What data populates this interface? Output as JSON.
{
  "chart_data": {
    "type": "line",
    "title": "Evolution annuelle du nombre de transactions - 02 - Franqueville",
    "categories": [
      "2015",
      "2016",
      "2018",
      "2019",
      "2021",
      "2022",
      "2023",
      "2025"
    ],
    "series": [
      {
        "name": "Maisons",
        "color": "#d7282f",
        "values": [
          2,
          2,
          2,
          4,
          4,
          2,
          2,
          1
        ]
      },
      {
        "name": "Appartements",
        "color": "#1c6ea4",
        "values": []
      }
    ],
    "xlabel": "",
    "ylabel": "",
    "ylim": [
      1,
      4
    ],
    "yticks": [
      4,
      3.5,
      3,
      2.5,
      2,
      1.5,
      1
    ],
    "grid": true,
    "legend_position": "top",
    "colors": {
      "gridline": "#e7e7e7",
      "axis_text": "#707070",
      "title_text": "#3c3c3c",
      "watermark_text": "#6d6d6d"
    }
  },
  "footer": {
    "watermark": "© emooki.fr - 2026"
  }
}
● ● ●
▸ Description of the task
Repeat the records above exactly, leaving none out.

▸ Worked answer
What data populates this interface? Output as JSON.
{
  "chart_data": {
    "type": "line",
    "title": "Evolution annuelle du nombre de transactions - 02 - Franqueville",
    "categories": [
      "2015",
      "2016",
      "2018",
      "2019",
      "2021",
      "2022",
      "2023",
      "2025"
    ],
    "series": [
      {
        "name": "Maisons",
        "color": "#d7282f",
        "values": [
          2,
          2,
          2,
          4,
          4,
          2,
          2,
          1
        ]
      },
      {
        "name": "Appartements",
        "color": "#1c6ea4",
        "values": []
      }
    ],
    "xlabel": "",
    "ylabel": "",
    "ylim": [
      1,
      4
    ],
    "yticks": [
      4,
      3.5,
      3,
      2.5,
      2,
      1.5,
      1
    ],
    "grid": true,
    "legend_position": "top",
    "colors": {
      "gridline": "#e7e7e7",
      "axis_text": "#707070",
      "title_text": "#3c3c3c",
      "watermark_text": "#6d6d6d"
    }
  },
  "footer": {
    "watermark": "© emooki.fr - 2026"
  }
}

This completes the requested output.